Dataset records =

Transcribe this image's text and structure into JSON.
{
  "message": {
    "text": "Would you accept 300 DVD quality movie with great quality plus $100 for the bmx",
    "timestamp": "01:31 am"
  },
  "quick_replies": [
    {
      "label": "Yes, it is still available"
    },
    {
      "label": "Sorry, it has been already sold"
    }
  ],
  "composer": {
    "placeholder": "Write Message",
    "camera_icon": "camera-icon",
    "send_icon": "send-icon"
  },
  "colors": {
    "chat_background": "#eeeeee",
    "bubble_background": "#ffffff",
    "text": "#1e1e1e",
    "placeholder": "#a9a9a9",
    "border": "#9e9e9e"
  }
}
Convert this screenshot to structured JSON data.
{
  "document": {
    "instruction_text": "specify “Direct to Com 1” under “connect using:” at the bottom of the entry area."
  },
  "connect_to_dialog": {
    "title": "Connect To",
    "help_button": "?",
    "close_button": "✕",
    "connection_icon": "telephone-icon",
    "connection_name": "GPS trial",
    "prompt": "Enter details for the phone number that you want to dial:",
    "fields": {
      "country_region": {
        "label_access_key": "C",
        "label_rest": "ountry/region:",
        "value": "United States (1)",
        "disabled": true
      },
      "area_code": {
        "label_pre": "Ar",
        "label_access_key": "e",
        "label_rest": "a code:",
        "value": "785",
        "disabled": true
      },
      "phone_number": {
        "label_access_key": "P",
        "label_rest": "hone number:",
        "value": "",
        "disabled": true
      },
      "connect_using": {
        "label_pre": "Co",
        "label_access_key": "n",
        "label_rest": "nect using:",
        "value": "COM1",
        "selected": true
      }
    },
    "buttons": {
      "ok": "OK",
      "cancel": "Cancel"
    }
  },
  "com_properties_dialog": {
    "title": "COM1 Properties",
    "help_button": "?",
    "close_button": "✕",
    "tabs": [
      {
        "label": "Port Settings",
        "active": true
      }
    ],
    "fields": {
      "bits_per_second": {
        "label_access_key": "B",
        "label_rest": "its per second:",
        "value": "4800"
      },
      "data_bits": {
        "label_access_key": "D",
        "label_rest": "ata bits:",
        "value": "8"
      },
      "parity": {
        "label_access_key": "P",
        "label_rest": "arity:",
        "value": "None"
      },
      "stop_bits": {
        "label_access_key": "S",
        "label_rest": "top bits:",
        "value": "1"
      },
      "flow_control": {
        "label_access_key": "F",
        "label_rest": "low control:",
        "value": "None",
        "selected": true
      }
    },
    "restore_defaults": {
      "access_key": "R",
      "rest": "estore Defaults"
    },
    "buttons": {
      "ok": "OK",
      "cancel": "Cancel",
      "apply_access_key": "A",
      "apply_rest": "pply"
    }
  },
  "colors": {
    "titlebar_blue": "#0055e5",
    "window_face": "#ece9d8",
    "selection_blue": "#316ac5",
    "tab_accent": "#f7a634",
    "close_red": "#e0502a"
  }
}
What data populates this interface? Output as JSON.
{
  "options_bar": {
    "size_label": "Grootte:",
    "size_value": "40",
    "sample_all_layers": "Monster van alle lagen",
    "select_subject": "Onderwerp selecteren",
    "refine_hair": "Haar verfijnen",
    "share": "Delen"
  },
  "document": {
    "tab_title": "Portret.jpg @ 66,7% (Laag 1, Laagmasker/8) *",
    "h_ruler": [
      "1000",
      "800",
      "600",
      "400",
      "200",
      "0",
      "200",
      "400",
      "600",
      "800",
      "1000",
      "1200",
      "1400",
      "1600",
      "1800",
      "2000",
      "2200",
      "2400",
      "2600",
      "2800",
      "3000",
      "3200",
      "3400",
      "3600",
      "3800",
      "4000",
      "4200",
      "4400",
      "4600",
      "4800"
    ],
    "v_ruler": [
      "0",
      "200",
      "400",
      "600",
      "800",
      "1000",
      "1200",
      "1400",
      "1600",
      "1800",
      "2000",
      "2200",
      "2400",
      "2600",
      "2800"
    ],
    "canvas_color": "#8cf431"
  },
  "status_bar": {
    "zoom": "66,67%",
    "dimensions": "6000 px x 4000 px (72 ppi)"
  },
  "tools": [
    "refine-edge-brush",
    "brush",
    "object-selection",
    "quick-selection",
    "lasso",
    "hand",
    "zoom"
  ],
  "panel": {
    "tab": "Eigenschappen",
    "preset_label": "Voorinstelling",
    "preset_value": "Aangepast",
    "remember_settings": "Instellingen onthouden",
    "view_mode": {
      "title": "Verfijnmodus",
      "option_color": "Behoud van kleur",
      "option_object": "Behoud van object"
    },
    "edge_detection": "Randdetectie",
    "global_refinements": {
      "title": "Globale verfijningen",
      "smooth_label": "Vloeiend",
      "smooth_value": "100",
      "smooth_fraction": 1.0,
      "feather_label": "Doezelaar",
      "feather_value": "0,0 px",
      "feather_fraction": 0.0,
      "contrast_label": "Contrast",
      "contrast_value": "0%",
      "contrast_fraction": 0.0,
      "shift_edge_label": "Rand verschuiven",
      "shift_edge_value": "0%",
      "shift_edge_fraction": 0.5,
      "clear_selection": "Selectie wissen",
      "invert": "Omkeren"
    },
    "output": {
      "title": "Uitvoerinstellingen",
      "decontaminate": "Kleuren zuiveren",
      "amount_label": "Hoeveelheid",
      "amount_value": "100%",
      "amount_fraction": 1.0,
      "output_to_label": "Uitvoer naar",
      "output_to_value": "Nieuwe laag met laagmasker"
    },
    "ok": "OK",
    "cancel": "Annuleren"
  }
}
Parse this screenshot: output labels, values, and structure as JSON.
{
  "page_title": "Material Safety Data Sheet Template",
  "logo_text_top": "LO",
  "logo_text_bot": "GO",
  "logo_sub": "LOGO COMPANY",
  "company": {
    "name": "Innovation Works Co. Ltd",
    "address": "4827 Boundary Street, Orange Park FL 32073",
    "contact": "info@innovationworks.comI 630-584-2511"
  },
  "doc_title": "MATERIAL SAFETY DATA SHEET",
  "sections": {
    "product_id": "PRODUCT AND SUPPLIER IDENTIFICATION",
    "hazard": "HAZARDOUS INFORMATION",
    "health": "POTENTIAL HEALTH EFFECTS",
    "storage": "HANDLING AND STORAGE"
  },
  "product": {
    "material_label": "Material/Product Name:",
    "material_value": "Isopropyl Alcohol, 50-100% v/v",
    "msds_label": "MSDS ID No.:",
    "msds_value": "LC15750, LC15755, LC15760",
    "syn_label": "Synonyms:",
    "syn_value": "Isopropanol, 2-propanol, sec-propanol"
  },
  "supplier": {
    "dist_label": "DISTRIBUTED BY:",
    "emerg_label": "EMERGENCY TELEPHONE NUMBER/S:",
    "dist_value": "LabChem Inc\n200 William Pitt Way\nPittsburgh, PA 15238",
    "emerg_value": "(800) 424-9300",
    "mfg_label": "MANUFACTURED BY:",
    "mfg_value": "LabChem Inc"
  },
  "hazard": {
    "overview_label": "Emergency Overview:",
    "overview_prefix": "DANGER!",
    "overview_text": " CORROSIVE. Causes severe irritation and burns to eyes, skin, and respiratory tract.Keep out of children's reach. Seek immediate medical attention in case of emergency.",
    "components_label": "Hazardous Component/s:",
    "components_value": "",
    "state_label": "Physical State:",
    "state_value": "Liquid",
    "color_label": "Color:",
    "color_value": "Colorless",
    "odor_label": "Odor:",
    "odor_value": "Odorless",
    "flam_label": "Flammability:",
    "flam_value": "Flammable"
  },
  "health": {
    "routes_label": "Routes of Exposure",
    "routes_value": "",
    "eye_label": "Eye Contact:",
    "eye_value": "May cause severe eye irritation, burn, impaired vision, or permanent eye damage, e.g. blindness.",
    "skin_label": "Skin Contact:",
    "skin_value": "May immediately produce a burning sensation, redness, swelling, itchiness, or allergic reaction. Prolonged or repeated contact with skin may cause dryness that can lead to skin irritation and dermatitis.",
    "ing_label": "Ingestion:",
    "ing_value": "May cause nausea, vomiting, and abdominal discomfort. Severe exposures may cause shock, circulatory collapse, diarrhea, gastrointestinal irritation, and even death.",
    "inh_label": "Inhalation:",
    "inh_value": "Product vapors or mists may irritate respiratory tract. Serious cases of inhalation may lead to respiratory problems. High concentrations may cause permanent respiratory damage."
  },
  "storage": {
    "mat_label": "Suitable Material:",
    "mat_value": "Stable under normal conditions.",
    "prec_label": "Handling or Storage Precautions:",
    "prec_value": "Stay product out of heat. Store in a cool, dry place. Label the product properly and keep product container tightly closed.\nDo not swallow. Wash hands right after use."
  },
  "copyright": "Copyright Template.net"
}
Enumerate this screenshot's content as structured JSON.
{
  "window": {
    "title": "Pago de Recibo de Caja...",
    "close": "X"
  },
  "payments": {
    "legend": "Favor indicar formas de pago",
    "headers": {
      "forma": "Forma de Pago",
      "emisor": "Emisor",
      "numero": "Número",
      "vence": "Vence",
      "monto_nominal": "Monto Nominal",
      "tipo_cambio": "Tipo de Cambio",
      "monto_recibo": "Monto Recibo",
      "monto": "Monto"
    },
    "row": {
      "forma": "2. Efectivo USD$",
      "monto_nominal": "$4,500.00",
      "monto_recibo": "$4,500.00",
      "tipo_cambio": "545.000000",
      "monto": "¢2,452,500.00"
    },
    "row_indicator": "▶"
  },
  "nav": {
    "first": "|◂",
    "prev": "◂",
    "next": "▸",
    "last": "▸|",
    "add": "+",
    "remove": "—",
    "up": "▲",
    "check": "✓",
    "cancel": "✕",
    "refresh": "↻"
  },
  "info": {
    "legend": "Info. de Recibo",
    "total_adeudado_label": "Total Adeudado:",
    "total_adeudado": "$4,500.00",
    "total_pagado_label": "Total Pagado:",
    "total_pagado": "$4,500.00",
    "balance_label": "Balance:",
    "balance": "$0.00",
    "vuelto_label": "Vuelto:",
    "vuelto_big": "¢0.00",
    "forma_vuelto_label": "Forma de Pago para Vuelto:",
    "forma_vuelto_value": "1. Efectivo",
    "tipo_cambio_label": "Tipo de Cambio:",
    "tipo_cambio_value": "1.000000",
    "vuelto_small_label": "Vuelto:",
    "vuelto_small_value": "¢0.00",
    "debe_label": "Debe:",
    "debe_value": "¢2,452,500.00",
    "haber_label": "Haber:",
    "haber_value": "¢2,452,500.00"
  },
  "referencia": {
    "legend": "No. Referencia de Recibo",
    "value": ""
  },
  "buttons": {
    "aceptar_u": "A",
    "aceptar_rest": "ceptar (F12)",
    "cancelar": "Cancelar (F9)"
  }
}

What you need to do = Collect the complete line wherever the string "damage" appears in the records.

Reply to the exercise =
    "eye_value": "May cause severe eye irritation, burn, impaired vision, or permanent eye damage, e.g. blindness.",
    "inh_value": "Product vapors or mists may irritate respiratory tract. Serious cases of inhalation may lead to respiratory problems. High concentrations may cause permanent respiratory damage."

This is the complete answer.